* Information supplied

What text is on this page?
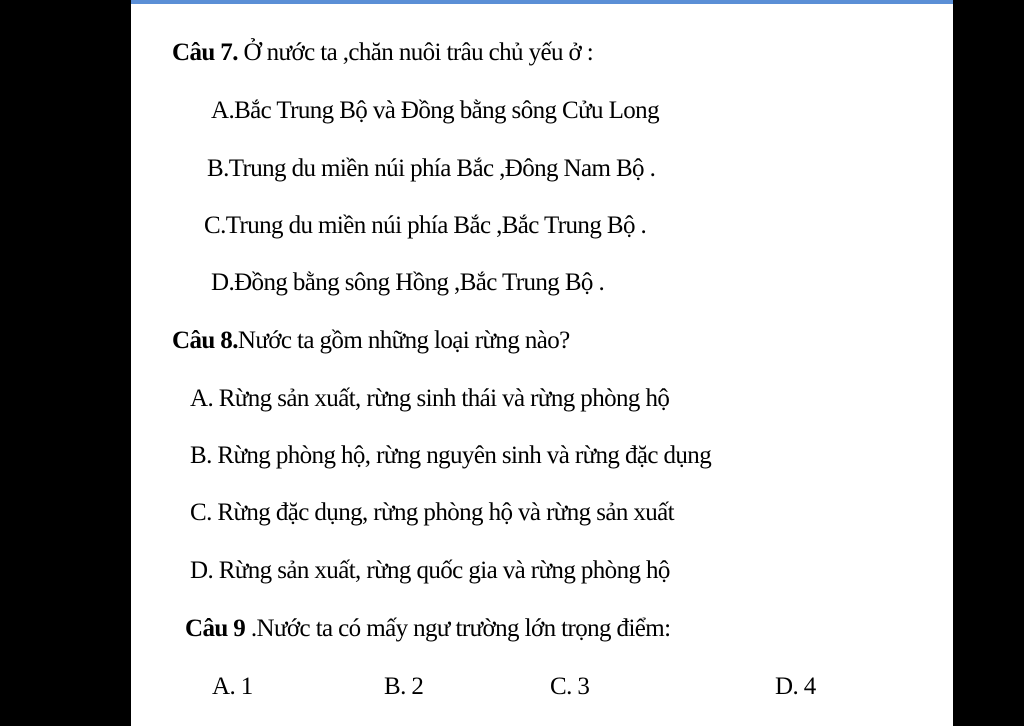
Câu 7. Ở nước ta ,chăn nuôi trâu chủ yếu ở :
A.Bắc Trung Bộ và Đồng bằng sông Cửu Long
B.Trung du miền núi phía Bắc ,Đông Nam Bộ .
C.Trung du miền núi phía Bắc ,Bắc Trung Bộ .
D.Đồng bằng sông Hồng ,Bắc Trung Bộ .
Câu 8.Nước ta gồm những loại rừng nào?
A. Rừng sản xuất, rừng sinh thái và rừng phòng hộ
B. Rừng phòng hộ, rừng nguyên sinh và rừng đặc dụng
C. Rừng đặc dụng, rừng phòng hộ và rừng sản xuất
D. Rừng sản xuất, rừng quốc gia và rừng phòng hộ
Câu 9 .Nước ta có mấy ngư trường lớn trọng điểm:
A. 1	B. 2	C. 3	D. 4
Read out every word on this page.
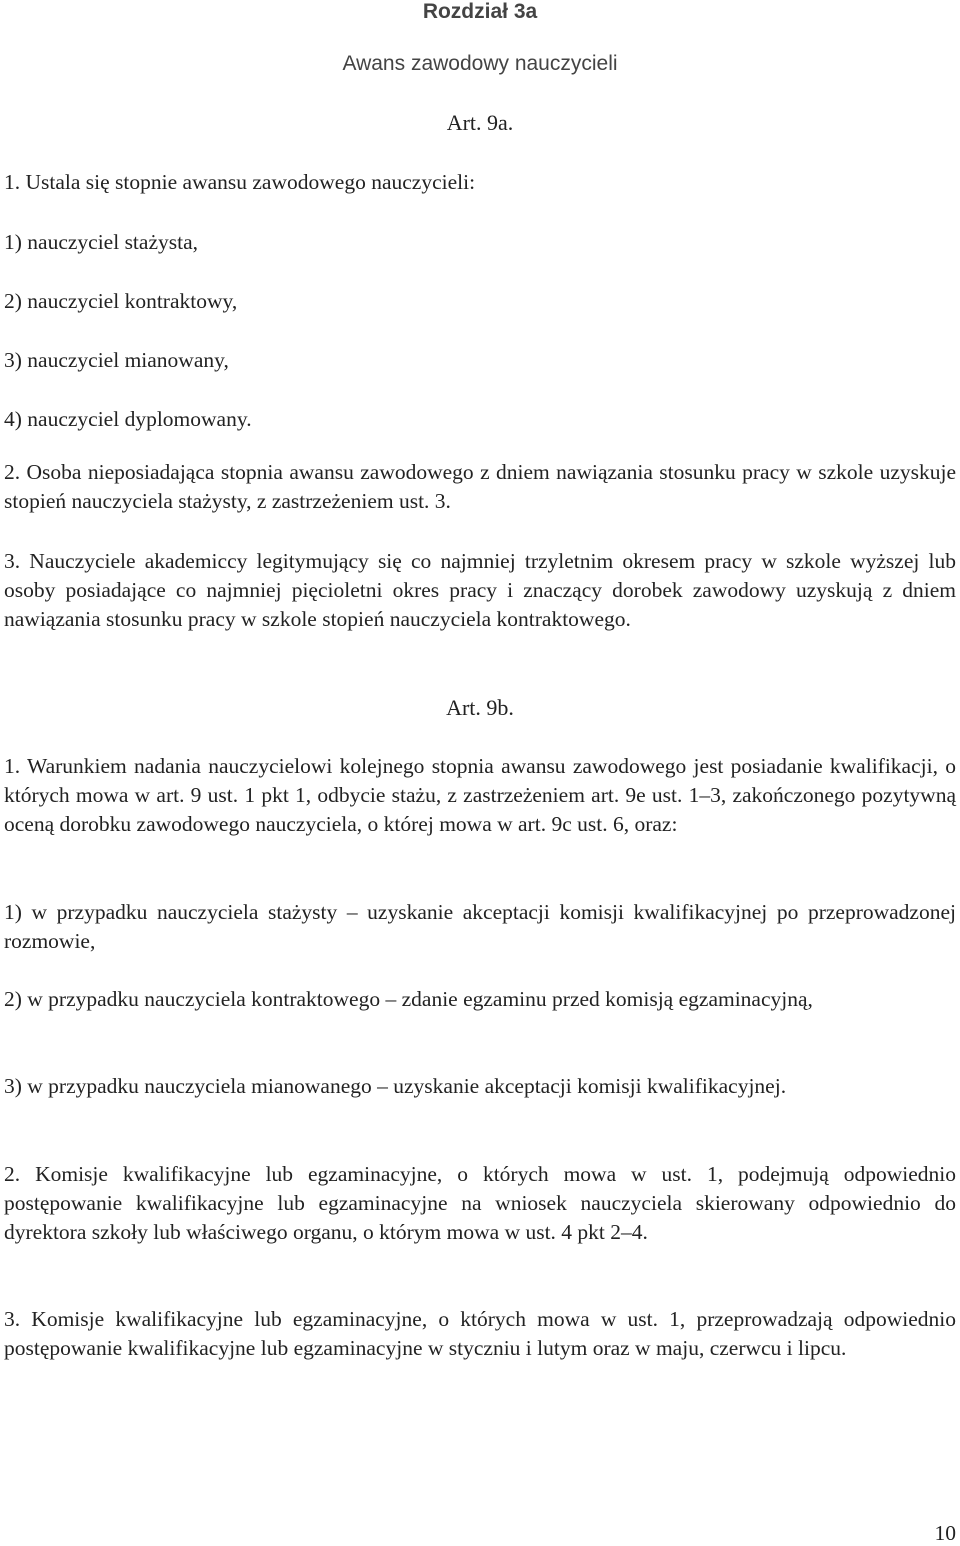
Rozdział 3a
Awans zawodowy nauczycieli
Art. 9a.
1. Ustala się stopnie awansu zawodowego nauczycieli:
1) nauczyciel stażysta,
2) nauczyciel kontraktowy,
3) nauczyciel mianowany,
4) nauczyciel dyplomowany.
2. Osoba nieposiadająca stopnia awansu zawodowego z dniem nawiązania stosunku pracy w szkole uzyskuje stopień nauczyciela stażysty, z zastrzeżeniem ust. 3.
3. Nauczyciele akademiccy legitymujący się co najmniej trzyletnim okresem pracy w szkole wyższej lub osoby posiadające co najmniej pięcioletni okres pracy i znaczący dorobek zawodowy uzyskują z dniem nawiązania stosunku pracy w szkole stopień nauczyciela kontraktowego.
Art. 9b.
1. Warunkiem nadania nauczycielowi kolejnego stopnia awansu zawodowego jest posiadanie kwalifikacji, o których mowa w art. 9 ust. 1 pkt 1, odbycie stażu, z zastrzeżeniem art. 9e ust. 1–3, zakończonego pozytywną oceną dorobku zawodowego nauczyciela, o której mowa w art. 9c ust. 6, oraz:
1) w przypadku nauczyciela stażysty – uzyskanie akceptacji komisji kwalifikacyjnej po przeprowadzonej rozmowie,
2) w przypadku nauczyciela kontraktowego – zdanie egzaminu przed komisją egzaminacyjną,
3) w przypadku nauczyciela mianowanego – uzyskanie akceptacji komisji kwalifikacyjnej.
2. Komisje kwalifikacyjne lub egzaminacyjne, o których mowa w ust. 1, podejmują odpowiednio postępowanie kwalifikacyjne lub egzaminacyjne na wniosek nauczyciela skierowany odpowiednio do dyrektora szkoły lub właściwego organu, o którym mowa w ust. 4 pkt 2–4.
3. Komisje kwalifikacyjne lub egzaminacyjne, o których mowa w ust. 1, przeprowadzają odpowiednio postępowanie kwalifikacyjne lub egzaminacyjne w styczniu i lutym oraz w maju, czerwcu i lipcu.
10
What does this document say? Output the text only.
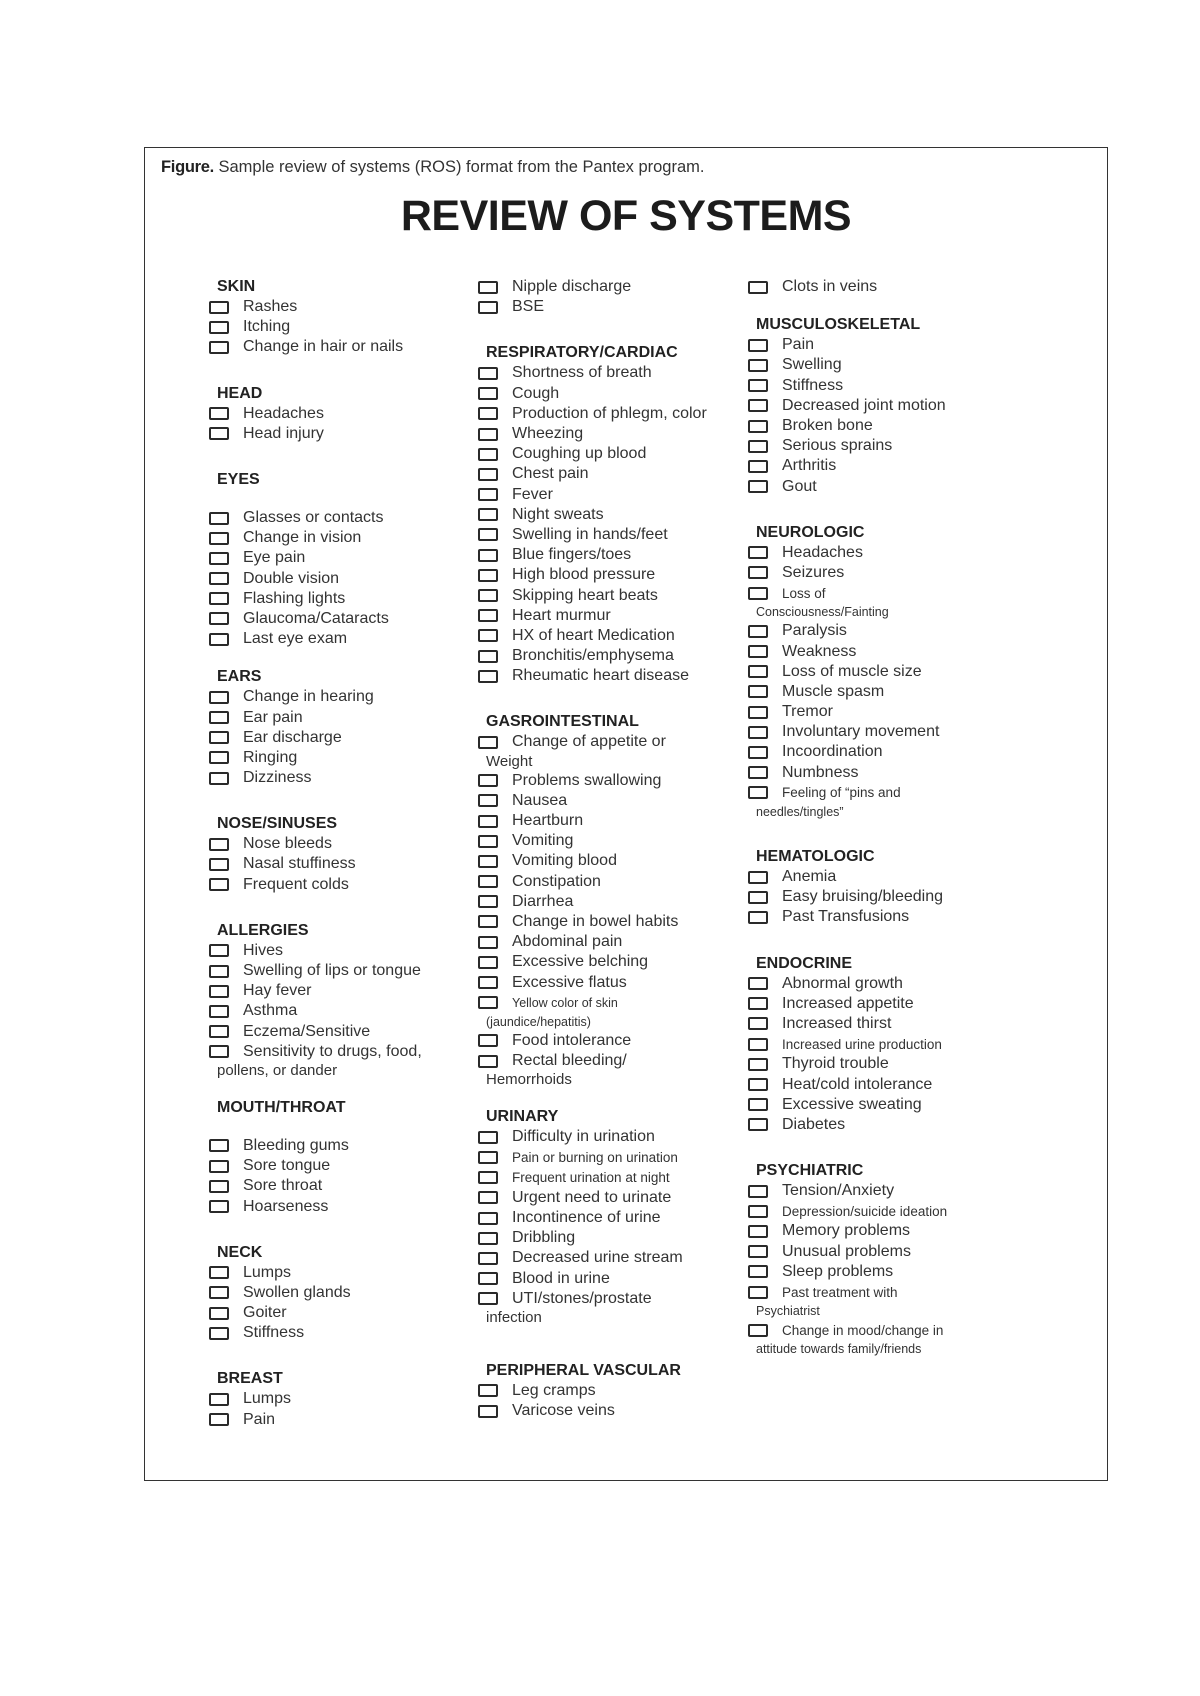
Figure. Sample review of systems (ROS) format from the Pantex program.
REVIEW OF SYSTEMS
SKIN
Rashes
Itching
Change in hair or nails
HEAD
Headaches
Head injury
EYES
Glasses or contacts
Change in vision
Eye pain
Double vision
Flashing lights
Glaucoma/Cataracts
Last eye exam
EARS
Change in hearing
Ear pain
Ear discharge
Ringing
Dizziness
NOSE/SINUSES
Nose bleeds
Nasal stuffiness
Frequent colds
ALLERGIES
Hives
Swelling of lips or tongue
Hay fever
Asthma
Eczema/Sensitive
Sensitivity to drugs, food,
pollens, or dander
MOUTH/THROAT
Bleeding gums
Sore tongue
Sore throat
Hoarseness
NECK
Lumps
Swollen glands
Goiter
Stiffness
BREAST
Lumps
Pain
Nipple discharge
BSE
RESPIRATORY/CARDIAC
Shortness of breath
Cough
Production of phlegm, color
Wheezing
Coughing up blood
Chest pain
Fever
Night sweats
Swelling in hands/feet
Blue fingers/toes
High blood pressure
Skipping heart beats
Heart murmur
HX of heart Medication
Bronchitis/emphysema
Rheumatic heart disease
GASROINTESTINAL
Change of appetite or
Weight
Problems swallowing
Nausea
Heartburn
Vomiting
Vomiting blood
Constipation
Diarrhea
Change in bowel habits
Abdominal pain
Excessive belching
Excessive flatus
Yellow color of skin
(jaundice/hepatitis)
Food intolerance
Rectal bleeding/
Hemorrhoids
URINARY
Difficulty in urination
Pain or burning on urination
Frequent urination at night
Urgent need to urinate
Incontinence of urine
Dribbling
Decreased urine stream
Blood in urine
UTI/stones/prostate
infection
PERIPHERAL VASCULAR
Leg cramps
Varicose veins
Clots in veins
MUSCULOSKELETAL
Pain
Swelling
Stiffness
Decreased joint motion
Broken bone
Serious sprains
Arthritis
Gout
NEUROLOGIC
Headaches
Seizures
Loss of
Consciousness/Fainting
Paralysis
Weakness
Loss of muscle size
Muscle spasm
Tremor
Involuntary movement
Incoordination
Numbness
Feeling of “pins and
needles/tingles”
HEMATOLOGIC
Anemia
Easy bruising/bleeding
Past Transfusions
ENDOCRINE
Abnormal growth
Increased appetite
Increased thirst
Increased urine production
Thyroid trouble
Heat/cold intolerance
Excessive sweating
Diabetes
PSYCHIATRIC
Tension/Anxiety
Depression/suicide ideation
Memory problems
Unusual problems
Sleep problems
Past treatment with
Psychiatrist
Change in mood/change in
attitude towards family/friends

* Instructions for the task
Your task is to retype all the entries exactly and leave out any pictures.

* Task answer
What text is on this page?
Câu 7. Ở nước ta ,chăn nuôi trâu chủ yếu ở :
A.Bắc Trung Bộ và Đồng bằng sông Cửu Long
B.Trung du miền núi phía Bắc ,Đông Nam Bộ .
C.Trung du miền núi phía Bắc ,Bắc Trung Bộ .
D.Đồng bằng sông Hồng ,Bắc Trung Bộ .
Câu 8.Nước ta gồm những loại rừng nào?
A. Rừng sản xuất, rừng sinh thái và rừng phòng hộ
B. Rừng phòng hộ, rừng nguyên sinh và rừng đặc dụng
C. Rừng đặc dụng, rừng phòng hộ và rừng sản xuất
D. Rừng sản xuất, rừng quốc gia và rừng phòng hộ
Câu 9 .Nước ta có mấy ngư trường lớn trọng điểm:
A. 1	B. 2	C. 3	D. 4
Read out every word on this page.
Rozdział 3a
Awans zawodowy nauczycieli
Art. 9a.
1. Ustala się stopnie awansu zawodowego nauczycieli:
1) nauczyciel stażysta,
2) nauczyciel kontraktowy,
3) nauczyciel mianowany,
4) nauczyciel dyplomowany.
2. Osoba nieposiadająca stopnia awansu zawodowego z dniem nawiązania stosunku pracy w szkole uzyskuje stopień nauczyciela stażysty, z zastrzeżeniem ust. 3.
3. Nauczyciele akademiccy legitymujący się co najmniej trzyletnim okresem pracy w szkole wyższej lub osoby posiadające co najmniej pięcioletni okres pracy i znaczący dorobek zawodowy uzyskują z dniem nawiązania stosunku pracy w szkole stopień nauczyciela kontraktowego.
Art. 9b.
1. Warunkiem nadania nauczycielowi kolejnego stopnia awansu zawodowego jest posiadanie kwalifikacji, o których mowa w art. 9 ust. 1 pkt 1, odbycie stażu, z zastrzeżeniem art. 9e ust. 1–3, zakończonego pozytywną oceną dorobku zawodowego nauczyciela, o której mowa w art. 9c ust. 6, oraz:
1) w przypadku nauczyciela stażysty – uzyskanie akceptacji komisji kwalifikacyjnej po przeprowadzonej rozmowie,
2) w przypadku nauczyciela kontraktowego – zdanie egzaminu przed komisją egzaminacyjną,
3) w przypadku nauczyciela mianowanego – uzyskanie akceptacji komisji kwalifikacyjnej.
2. Komisje kwalifikacyjne lub egzaminacyjne, o których mowa w ust. 1, podejmują odpowiednio postępowanie kwalifikacyjne lub egzaminacyjne na wniosek nauczyciela skierowany odpowiednio do dyrektora szkoły lub właściwego organu, o którym mowa w ust. 4 pkt 2–4.
3. Komisje kwalifikacyjne lub egzaminacyjne, o których mowa w ust. 1, przeprowadzają odpowiednio postępowanie kwalifikacyjne lub egzaminacyjne w styczniu i lutym oraz w maju, czerwcu i lipcu.
10
What does this document say? Output the text only.
Figure. Sample review of systems (ROS) format from the Pantex program.
REVIEW OF SYSTEMS
SKIN
Rashes
Itching
Change in hair or nails
HEAD
Headaches
Head injury
EYES
Glasses or contacts
Change in vision
Eye pain
Double vision
Flashing lights
Glaucoma/Cataracts
Last eye exam
EARS
Change in hearing
Ear pain
Ear discharge
Ringing
Dizziness
NOSE/SINUSES
Nose bleeds
Nasal stuffiness
Frequent colds
ALLERGIES
Hives
Swelling of lips or tongue
Hay fever
Asthma
Eczema/Sensitive
Sensitivity to drugs, food,
pollens, or dander
MOUTH/THROAT
Bleeding gums
Sore tongue
Sore throat
Hoarseness
NECK
Lumps
Swollen glands
Goiter
Stiffness
BREAST
Lumps
Pain
Nipple discharge
BSE
RESPIRATORY/CARDIAC
Shortness of breath
Cough
Production of phlegm, color
Wheezing
Coughing up blood
Chest pain
Fever
Night sweats
Swelling in hands/feet
Blue fingers/toes
High blood pressure
Skipping heart beats
Heart murmur
HX of heart Medication
Bronchitis/emphysema
Rheumatic heart disease
GASROINTESTINAL
Change of appetite or
Weight
Problems swallowing
Nausea
Heartburn
Vomiting
Vomiting blood
Constipation
Diarrhea
Change in bowel habits
Abdominal pain
Excessive belching
Excessive flatus
Yellow color of skin
(jaundice/hepatitis)
Food intolerance
Rectal bleeding/
Hemorrhoids
URINARY
Difficulty in urination
Pain or burning on urination
Frequent urination at night
Urgent need to urinate
Incontinence of urine
Dribbling
Decreased urine stream
Blood in urine
UTI/stones/prostate
infection
PERIPHERAL VASCULAR
Leg cramps
Varicose veins
Clots in veins
MUSCULOSKELETAL
Pain
Swelling
Stiffness
Decreased joint motion
Broken bone
Serious sprains
Arthritis
Gout
NEUROLOGIC
Headaches
Seizures
Loss of
Consciousness/Fainting
Paralysis
Weakness
Loss of muscle size
Muscle spasm
Tremor
Involuntary movement
Incoordination
Numbness
Feeling of “pins and
needles/tingles”
HEMATOLOGIC
Anemia
Easy bruising/bleeding
Past Transfusions
ENDOCRINE
Abnormal growth
Increased appetite
Increased thirst
Increased urine production
Thyroid trouble
Heat/cold intolerance
Excessive sweating
Diabetes
PSYCHIATRIC
Tension/Anxiety
Depression/suicide ideation
Memory problems
Unusual problems
Sleep problems
Past treatment with
Psychiatrist
Change in mood/change in
attitude towards family/friends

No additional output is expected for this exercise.